**SHORT TASK**
Reproduce the listing below without changes, except that pictures are left out.

■ ■ ■

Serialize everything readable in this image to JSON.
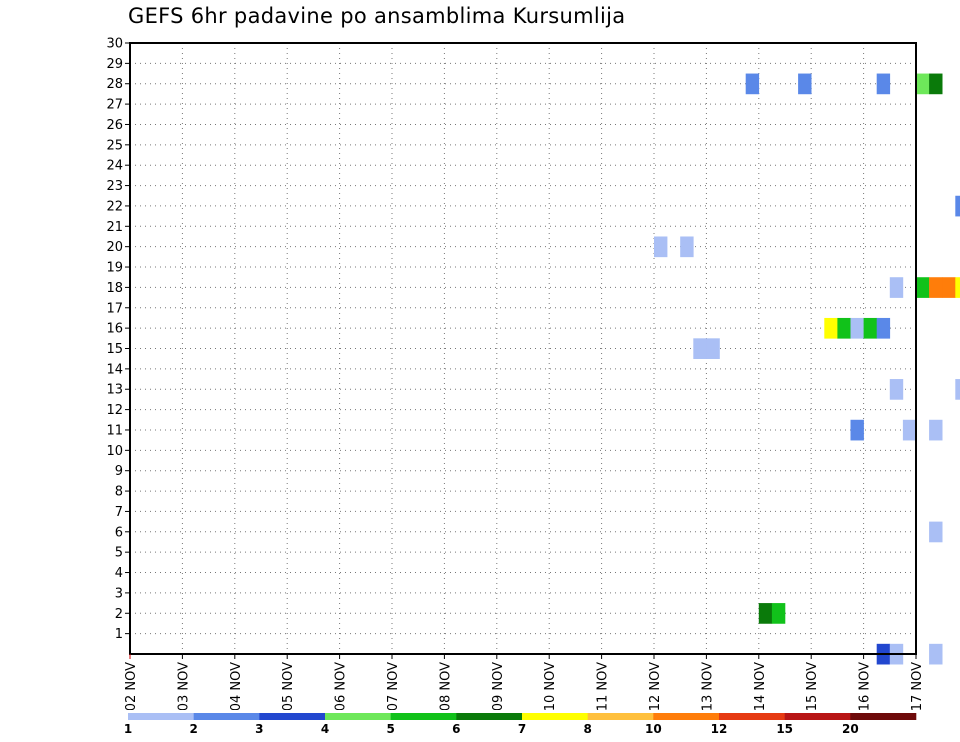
{
  "chart_data": {
    "type": "heatmap",
    "title": "GEFS 6hr padavine po ansamblima Kursumlija",
    "x_tick_labels": [
      "02 NOV",
      "03 NOV",
      "04 NOV",
      "05 NOV",
      "06 NOV",
      "07 NOV",
      "08 NOV",
      "09 NOV",
      "10 NOV",
      "11 NOV",
      "12 NOV",
      "13 NOV",
      "14 NOV",
      "15 NOV",
      "16 NOV",
      "17 NOV"
    ],
    "x_range_days": [
      0,
      15
    ],
    "y_tick_labels": [
      "1",
      "2",
      "3",
      "4",
      "5",
      "6",
      "7",
      "8",
      "9",
      "10",
      "11",
      "12",
      "13",
      "14",
      "15",
      "16",
      "17",
      "18",
      "19",
      "20",
      "21",
      "22",
      "23",
      "24",
      "25",
      "26",
      "27",
      "28",
      "29",
      "30"
    ],
    "y_range": [
      0,
      30
    ],
    "grid": true,
    "colorbar": {
      "bounds": [
        "1",
        "2",
        "3",
        "4",
        "5",
        "6",
        "7",
        "8",
        "10",
        "12",
        "15",
        "20"
      ],
      "colors": [
        "#aabff5",
        "#5a88e8",
        "#2247cf",
        "#6ee85a",
        "#11c21a",
        "#0a7a0a",
        "#ffff00",
        "#ffc03d",
        "#ff7d0a",
        "#e63a12",
        "#b81515",
        "#6e0a0a"
      ]
    },
    "cells": [
      {
        "member": 28,
        "day": 11.75,
        "class": 1
      },
      {
        "member": 28,
        "day": 12.75,
        "class": 1
      },
      {
        "member": 28,
        "day": 14.25,
        "class": 1
      },
      {
        "member": 28,
        "day": 15.0,
        "class": 3
      },
      {
        "member": 28,
        "day": 15.25,
        "class": 5
      },
      {
        "member": 22,
        "day": 15.75,
        "class": 1
      },
      {
        "member": 20,
        "day": 10.0,
        "class": 0
      },
      {
        "member": 20,
        "day": 10.5,
        "class": 0
      },
      {
        "member": 18,
        "day": 14.5,
        "class": 0
      },
      {
        "member": 18,
        "day": 15.0,
        "class": 4
      },
      {
        "member": 18,
        "day": 15.25,
        "class": 8
      },
      {
        "member": 18,
        "day": 15.5,
        "class": 8
      },
      {
        "member": 18,
        "day": 15.75,
        "class": 6
      },
      {
        "member": 16,
        "day": 13.25,
        "class": 6
      },
      {
        "member": 16,
        "day": 13.5,
        "class": 4
      },
      {
        "member": 16,
        "day": 13.75,
        "class": 0
      },
      {
        "member": 16,
        "day": 14.0,
        "class": 4
      },
      {
        "member": 16,
        "day": 14.25,
        "class": 1
      },
      {
        "member": 15,
        "day": 10.75,
        "class": 0
      },
      {
        "member": 15,
        "day": 11.0,
        "class": 0
      },
      {
        "member": 13,
        "day": 14.5,
        "class": 0
      },
      {
        "member": 13,
        "day": 15.75,
        "class": 0
      },
      {
        "member": 11,
        "day": 13.75,
        "class": 1
      },
      {
        "member": 11,
        "day": 14.75,
        "class": 0
      },
      {
        "member": 11,
        "day": 15.25,
        "class": 0
      },
      {
        "member": 6,
        "day": 15.25,
        "class": 0
      },
      {
        "member": 2,
        "day": 12.0,
        "class": 5
      },
      {
        "member": 2,
        "day": 12.25,
        "class": 4
      },
      {
        "member": 0,
        "day": 14.25,
        "class": 2
      },
      {
        "member": 0,
        "day": 14.5,
        "class": 0
      },
      {
        "member": 0,
        "day": 15.25,
        "class": 0
      }
    ]
  }
}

■ ■ ■

**TASK RESPONSE**
Serialize everything readable in this image to JSON.
{
  "chart_data": {
    "type": "heatmap",
    "title": "GEFS 6hr padavine po ansamblima Kursumlija",
    "x_tick_labels": [
      "02 NOV",
      "03 NOV",
      "04 NOV",
      "05 NOV",
      "06 NOV",
      "07 NOV",
      "08 NOV",
      "09 NOV",
      "10 NOV",
      "11 NOV",
      "12 NOV",
      "13 NOV",
      "14 NOV",
      "15 NOV",
      "16 NOV",
      "17 NOV"
    ],
    "x_range_days": [
      0,
      15
    ],
    "y_tick_labels": [
      "1",
      "2",
      "3",
      "4",
      "5",
      "6",
      "7",
      "8",
      "9",
      "10",
      "11",
      "12",
      "13",
      "14",
      "15",
      "16",
      "17",
      "18",
      "19",
      "20",
      "21",
      "22",
      "23",
      "24",
      "25",
      "26",
      "27",
      "28",
      "29",
      "30"
    ],
    "y_range": [
      0,
      30
    ],
    "grid": true,
    "colorbar": {
      "bounds": [
        "1",
        "2",
        "3",
        "4",
        "5",
        "6",
        "7",
        "8",
        "10",
        "12",
        "15",
        "20"
      ],
      "colors": [
        "#aabff5",
        "#5a88e8",
        "#2247cf",
        "#6ee85a",
        "#11c21a",
        "#0a7a0a",
        "#ffff00",
        "#ffc03d",
        "#ff7d0a",
        "#e63a12",
        "#b81515",
        "#6e0a0a"
      ]
    },
    "cells": [
      {
        "member": 28,
        "day": 11.75,
        "class": 1
      },
      {
        "member": 28,
        "day": 12.75,
        "class": 1
      },
      {
        "member": 28,
        "day": 14.25,
        "class": 1
      },
      {
        "member": 28,
        "day": 15.0,
        "class": 3
      },
      {
        "member": 28,
        "day": 15.25,
        "class": 5
      },
      {
        "member": 22,
        "day": 15.75,
        "class": 1
      },
      {
        "member": 20,
        "day": 10.0,
        "class": 0
      },
      {
        "member": 20,
        "day": 10.5,
        "class": 0
      },
      {
        "member": 18,
        "day": 14.5,
        "class": 0
      },
      {
        "member": 18,
        "day": 15.0,
        "class": 4
      },
      {
        "member": 18,
        "day": 15.25,
        "class": 8
      },
      {
        "member": 18,
        "day": 15.5,
        "class": 8
      },
      {
        "member": 18,
        "day": 15.75,
        "class": 6
      },
      {
        "member": 16,
        "day": 13.25,
        "class": 6
      },
      {
        "member": 16,
        "day": 13.5,
        "class": 4
      },
      {
        "member": 16,
        "day": 13.75,
        "class": 0
      },
      {
        "member": 16,
        "day": 14.0,
        "class": 4
      },
      {
        "member": 16,
        "day": 14.25,
        "class": 1
      },
      {
        "member": 15,
        "day": 10.75,
        "class": 0
      },
      {
        "member": 15,
        "day": 11.0,
        "class": 0
      },
      {
        "member": 13,
        "day": 14.5,
        "class": 0
      },
      {
        "member": 13,
        "day": 15.75,
        "class": 0
      },
      {
        "member": 11,
        "day": 13.75,
        "class": 1
      },
      {
        "member": 11,
        "day": 14.75,
        "class": 0
      },
      {
        "member": 11,
        "day": 15.25,
        "class": 0
      },
      {
        "member": 6,
        "day": 15.25,
        "class": 0
      },
      {
        "member": 2,
        "day": 12.0,
        "class": 5
      },
      {
        "member": 2,
        "day": 12.25,
        "class": 4
      },
      {
        "member": 0,
        "day": 14.25,
        "class": 2
      },
      {
        "member": 0,
        "day": 14.5,
        "class": 0
      },
      {
        "member": 0,
        "day": 15.25,
        "class": 0
      }
    ]
  }
}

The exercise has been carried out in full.